═════ RECORDS FOR THIS TASK ═════

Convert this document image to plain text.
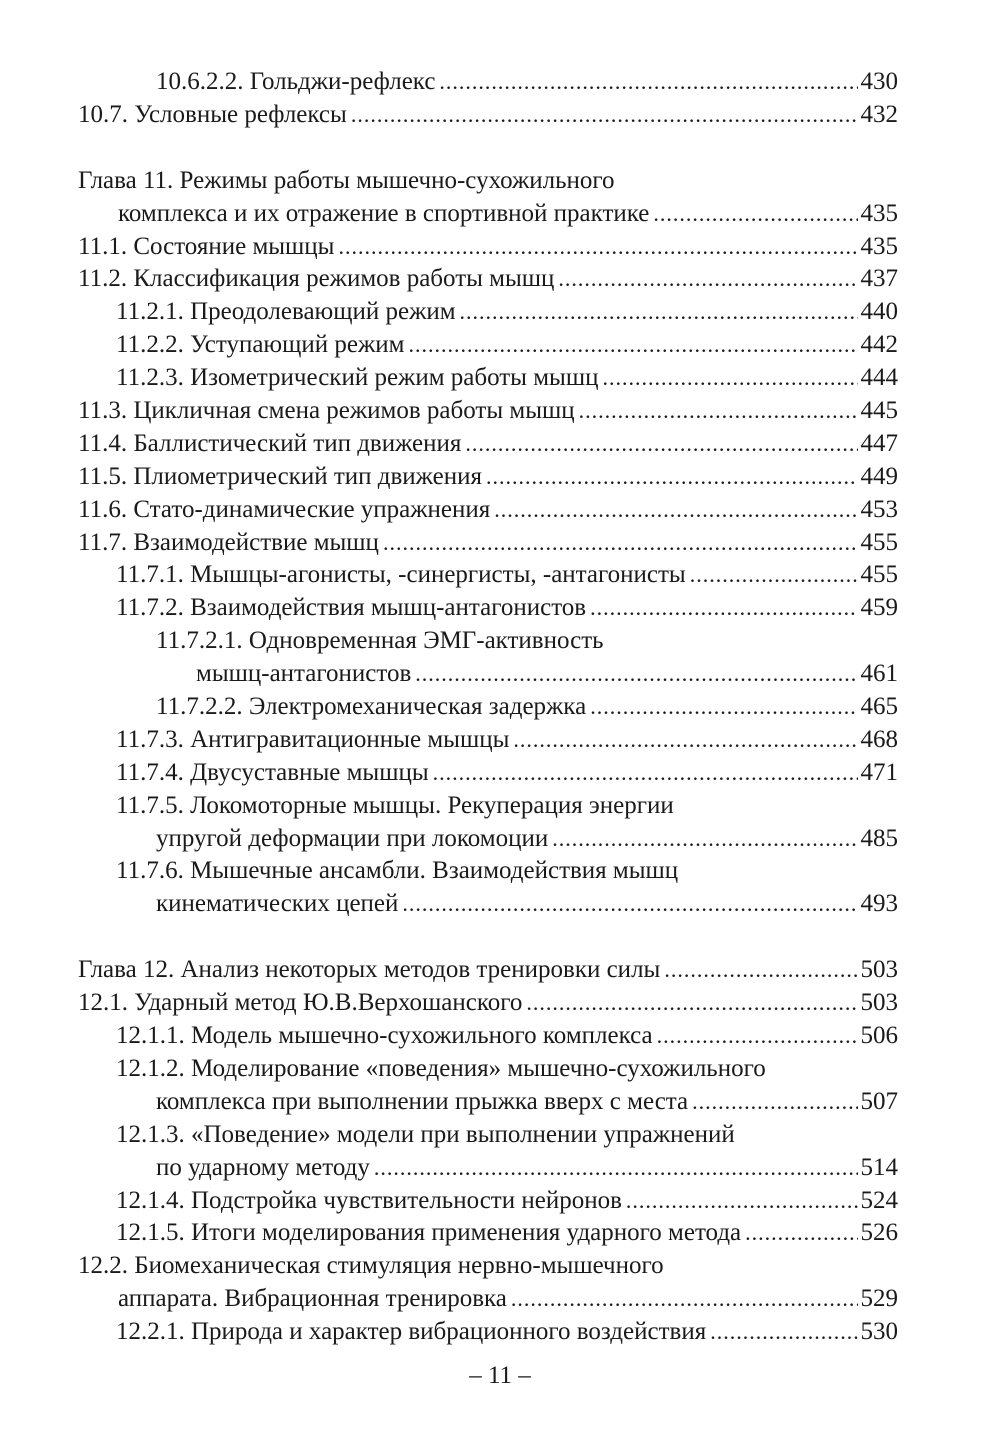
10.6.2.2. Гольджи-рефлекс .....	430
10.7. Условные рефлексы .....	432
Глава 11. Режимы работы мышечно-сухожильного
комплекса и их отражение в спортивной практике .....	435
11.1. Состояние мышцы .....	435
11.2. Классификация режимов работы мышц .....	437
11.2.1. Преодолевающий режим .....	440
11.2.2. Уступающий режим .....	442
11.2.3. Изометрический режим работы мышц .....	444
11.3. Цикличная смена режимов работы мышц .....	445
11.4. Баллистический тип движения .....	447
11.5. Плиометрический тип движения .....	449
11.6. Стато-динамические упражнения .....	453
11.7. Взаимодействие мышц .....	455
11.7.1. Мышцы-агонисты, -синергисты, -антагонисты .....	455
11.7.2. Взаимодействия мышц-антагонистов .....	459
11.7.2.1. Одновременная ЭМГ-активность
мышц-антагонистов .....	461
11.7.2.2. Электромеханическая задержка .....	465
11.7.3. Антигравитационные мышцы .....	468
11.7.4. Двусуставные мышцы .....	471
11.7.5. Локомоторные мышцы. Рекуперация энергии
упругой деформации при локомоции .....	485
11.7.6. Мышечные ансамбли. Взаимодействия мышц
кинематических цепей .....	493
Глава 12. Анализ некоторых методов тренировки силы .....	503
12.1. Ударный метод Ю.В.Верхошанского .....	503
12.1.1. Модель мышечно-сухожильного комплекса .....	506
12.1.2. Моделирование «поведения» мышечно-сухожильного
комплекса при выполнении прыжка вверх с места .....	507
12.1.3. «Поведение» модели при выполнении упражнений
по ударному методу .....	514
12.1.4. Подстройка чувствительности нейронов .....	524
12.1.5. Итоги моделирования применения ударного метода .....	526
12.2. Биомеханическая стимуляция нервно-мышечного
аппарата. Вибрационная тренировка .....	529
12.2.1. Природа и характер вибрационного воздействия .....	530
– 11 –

═════
═════ RECORDS FOR THIS TASK ═════

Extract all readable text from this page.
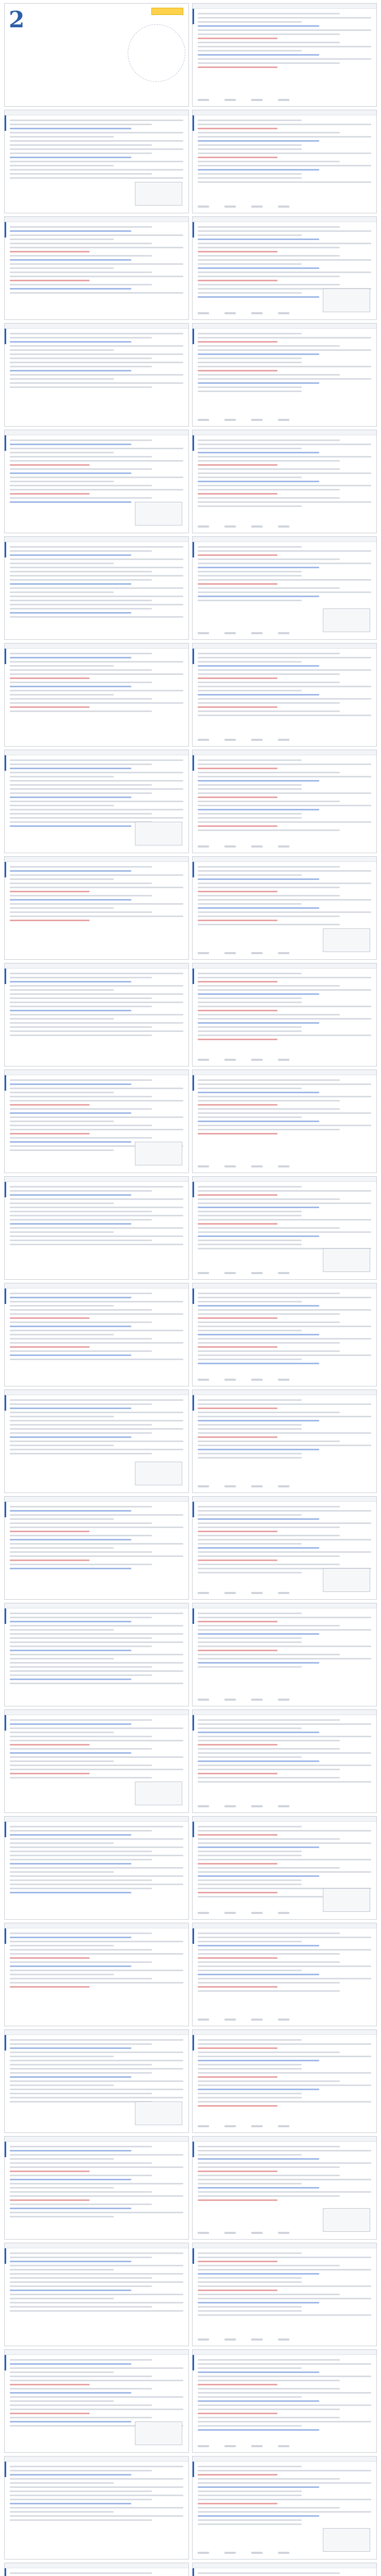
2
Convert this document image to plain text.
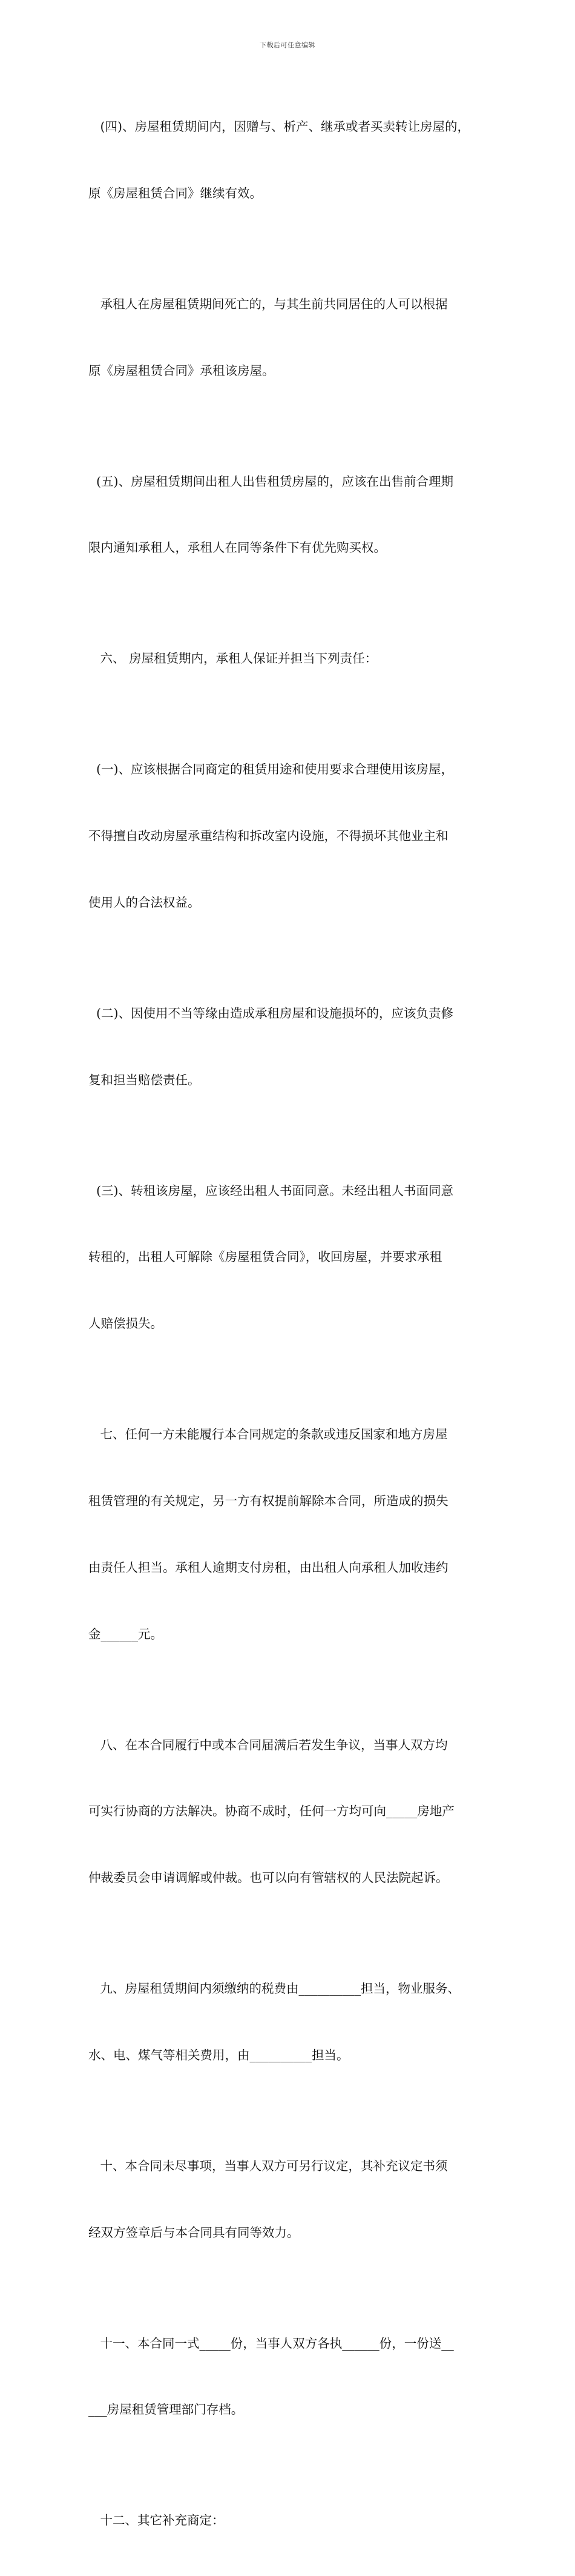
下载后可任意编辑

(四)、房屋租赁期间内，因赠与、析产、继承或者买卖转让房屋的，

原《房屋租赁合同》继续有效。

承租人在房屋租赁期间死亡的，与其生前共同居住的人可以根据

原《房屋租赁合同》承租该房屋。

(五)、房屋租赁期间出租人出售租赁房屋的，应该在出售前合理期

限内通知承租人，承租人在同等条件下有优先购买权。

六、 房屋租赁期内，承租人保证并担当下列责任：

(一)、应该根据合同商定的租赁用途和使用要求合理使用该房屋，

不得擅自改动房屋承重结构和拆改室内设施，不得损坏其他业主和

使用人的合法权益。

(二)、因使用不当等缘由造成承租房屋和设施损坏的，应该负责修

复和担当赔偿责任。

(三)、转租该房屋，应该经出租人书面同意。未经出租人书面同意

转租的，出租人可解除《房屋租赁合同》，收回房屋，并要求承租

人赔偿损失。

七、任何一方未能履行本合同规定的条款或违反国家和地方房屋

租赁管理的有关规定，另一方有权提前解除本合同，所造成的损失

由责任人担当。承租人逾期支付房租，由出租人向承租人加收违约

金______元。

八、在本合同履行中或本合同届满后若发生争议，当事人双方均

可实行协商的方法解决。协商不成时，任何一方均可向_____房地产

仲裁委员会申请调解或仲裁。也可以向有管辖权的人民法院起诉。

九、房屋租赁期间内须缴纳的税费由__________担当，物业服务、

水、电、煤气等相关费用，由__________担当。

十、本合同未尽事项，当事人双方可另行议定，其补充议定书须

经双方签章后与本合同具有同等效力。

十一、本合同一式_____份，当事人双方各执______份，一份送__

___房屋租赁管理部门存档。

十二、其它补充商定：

═════

# [REQUIRED WORK]
Among the records above, find each line holding the string "движения" and pull it out.

# [OUTPUT OF THE EXERCISE]
11.4. Баллистический тип движения .....	447
11.5. Плиометрический тип движения .....	449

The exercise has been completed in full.